_OBJECTIVE_. Extract every line of the material that holds the string "Taux".

───── GIVEN DATA

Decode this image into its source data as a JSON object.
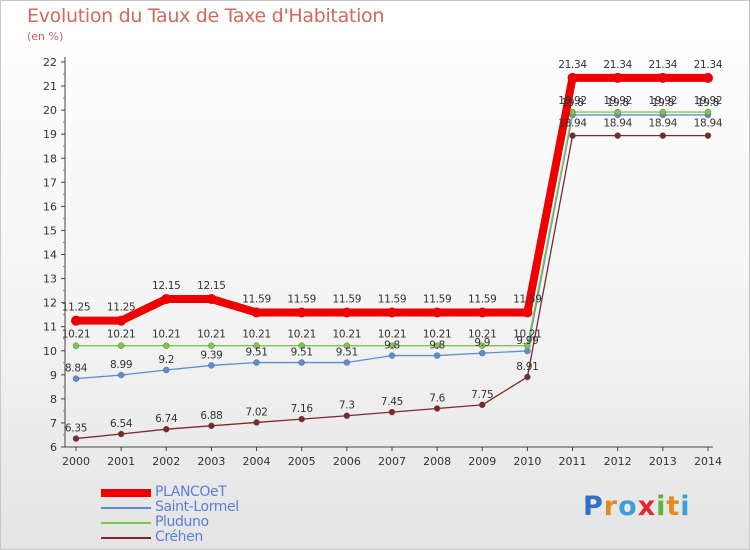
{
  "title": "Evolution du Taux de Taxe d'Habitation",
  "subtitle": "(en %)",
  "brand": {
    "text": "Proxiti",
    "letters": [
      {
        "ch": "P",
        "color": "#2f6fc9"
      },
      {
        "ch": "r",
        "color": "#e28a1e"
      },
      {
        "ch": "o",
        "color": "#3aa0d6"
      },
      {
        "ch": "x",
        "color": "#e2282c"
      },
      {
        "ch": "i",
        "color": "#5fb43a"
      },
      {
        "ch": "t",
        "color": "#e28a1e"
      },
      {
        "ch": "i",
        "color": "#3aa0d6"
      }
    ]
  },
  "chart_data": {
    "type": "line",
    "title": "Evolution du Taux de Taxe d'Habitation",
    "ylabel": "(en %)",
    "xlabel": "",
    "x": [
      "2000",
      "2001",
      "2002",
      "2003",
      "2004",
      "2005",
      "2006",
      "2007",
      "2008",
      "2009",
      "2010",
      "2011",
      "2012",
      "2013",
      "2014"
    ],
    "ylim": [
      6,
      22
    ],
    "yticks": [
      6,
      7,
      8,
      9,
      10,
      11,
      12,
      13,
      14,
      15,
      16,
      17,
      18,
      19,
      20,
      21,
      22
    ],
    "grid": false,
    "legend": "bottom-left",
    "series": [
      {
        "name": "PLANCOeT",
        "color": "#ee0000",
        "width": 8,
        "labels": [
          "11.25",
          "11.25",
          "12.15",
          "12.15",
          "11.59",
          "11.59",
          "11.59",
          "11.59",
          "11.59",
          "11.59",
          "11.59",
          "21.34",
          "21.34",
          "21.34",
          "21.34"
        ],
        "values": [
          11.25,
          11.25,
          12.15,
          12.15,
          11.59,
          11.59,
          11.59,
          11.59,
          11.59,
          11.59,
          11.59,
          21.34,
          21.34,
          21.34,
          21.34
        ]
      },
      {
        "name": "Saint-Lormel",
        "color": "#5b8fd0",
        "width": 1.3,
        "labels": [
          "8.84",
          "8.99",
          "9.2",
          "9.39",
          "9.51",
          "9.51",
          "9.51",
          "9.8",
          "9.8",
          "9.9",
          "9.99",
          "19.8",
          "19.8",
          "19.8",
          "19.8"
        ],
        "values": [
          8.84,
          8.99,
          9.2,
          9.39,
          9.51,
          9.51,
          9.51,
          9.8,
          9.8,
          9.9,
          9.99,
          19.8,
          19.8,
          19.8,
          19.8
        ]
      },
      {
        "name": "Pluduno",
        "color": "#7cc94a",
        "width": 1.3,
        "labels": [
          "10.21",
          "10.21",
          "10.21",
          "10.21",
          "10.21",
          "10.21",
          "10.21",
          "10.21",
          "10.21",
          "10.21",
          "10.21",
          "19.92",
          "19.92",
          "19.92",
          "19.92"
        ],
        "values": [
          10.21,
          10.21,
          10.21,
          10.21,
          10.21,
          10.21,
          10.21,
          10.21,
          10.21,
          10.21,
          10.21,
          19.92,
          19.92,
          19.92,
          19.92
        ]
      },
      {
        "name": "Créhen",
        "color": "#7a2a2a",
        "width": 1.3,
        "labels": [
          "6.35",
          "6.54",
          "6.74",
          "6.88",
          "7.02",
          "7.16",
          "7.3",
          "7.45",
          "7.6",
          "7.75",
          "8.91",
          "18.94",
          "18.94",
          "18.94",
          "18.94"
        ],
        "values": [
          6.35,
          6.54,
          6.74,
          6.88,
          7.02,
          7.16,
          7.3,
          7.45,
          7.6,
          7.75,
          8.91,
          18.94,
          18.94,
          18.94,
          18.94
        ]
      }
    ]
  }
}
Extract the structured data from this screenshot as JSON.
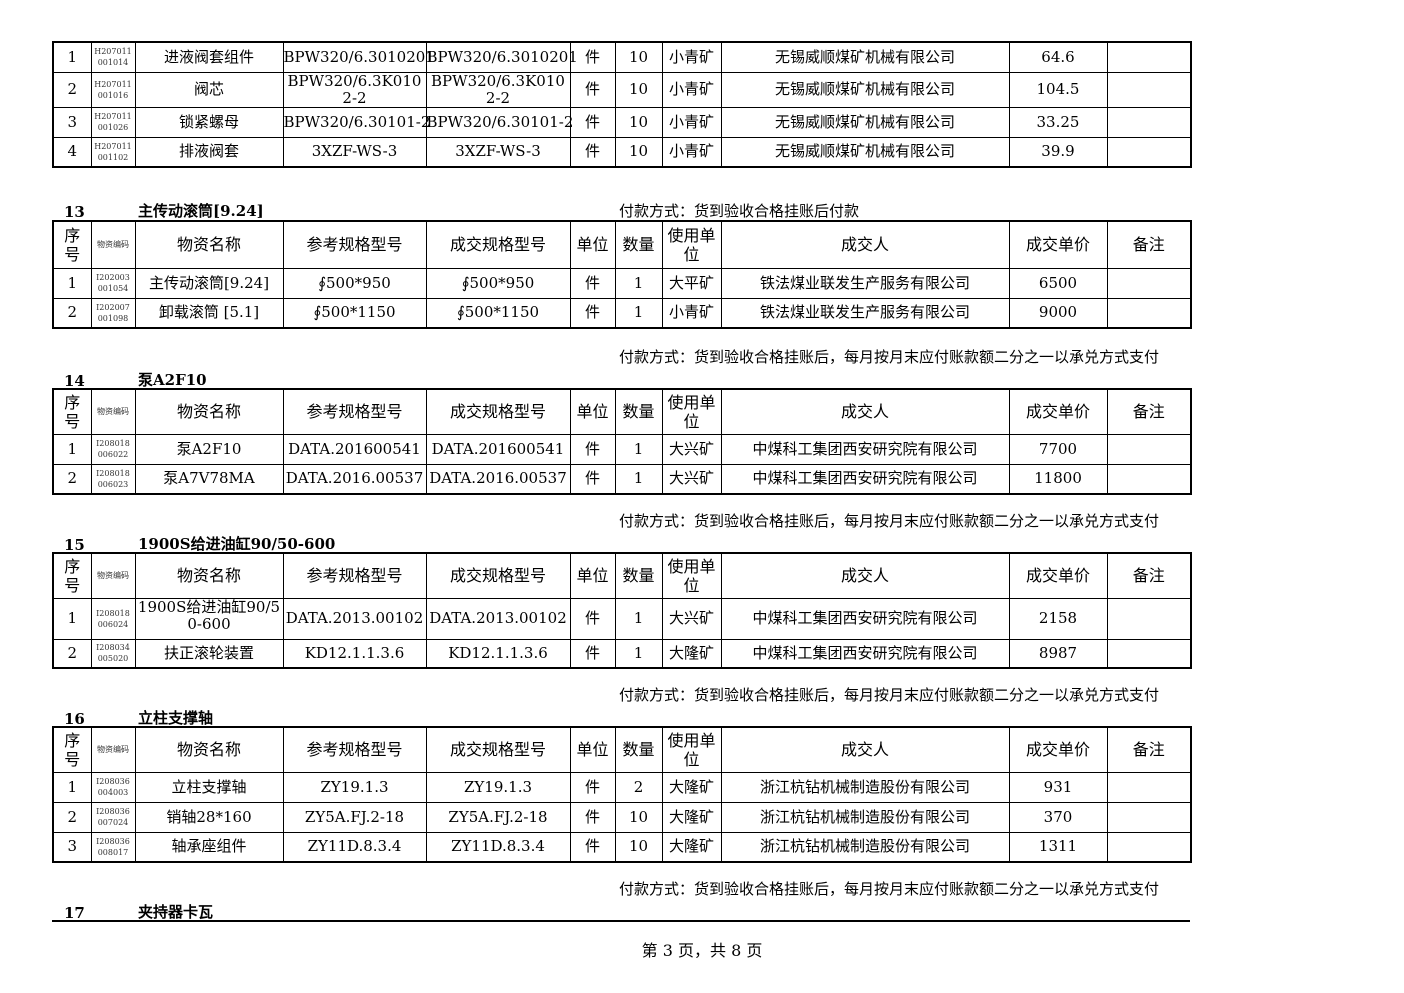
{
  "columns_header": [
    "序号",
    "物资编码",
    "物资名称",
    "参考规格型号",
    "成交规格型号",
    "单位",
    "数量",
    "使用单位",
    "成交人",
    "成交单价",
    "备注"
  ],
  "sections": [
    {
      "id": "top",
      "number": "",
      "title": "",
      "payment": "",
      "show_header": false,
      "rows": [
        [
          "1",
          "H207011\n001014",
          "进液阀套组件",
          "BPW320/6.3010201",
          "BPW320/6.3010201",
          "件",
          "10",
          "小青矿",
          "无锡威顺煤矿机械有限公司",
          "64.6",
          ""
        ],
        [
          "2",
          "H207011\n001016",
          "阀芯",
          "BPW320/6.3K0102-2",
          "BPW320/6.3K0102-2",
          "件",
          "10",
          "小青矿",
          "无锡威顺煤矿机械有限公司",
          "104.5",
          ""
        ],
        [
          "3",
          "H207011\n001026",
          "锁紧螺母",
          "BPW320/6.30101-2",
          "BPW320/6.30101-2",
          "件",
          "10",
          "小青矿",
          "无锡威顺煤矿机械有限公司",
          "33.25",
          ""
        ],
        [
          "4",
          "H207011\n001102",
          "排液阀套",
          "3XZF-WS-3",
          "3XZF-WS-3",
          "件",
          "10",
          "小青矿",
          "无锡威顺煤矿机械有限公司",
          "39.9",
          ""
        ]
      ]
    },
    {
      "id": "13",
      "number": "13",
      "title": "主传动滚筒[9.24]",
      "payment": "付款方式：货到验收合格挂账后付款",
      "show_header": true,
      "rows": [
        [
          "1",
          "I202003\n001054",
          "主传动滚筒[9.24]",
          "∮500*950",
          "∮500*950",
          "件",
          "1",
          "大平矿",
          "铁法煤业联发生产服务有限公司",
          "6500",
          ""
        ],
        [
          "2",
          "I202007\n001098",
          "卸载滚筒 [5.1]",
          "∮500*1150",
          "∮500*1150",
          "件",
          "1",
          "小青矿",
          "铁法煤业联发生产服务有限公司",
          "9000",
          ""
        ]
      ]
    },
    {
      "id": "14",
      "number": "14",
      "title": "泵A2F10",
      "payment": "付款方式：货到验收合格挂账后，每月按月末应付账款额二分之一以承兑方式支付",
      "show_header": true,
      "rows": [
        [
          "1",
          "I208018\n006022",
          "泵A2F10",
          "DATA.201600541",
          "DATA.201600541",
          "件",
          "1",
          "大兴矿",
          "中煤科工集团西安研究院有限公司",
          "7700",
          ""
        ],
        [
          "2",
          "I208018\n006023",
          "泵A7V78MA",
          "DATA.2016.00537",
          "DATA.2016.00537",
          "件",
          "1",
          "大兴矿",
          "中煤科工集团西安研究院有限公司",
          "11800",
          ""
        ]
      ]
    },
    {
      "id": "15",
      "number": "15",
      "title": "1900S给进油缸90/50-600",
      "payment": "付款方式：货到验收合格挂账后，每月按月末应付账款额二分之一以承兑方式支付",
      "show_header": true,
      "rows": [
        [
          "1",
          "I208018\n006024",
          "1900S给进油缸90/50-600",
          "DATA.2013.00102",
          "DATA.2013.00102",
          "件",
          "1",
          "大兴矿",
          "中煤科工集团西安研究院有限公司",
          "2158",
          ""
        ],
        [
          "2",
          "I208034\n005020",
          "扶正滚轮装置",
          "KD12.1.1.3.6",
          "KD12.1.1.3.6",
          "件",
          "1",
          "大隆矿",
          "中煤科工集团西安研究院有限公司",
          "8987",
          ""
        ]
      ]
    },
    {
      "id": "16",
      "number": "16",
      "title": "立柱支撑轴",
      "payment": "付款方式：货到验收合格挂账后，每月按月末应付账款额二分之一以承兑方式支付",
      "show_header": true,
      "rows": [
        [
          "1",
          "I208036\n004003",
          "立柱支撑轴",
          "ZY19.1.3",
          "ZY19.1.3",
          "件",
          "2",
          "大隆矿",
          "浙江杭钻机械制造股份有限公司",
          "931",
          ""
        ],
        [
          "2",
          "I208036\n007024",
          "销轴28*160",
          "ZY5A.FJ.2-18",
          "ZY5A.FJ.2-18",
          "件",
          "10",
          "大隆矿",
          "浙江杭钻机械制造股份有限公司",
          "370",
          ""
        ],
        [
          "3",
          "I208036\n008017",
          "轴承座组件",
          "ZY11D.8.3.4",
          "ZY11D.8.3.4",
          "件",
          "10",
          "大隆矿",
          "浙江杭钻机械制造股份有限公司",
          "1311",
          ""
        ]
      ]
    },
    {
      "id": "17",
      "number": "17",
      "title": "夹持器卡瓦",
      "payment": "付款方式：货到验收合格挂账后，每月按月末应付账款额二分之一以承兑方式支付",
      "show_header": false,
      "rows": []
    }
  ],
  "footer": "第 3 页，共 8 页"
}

──────────

_TASK OUTPUT_.
  "title": "Evolution du Taux de Taxe d'Habitation",
    "title": "Evolution du Taux de Taxe d'Habitation",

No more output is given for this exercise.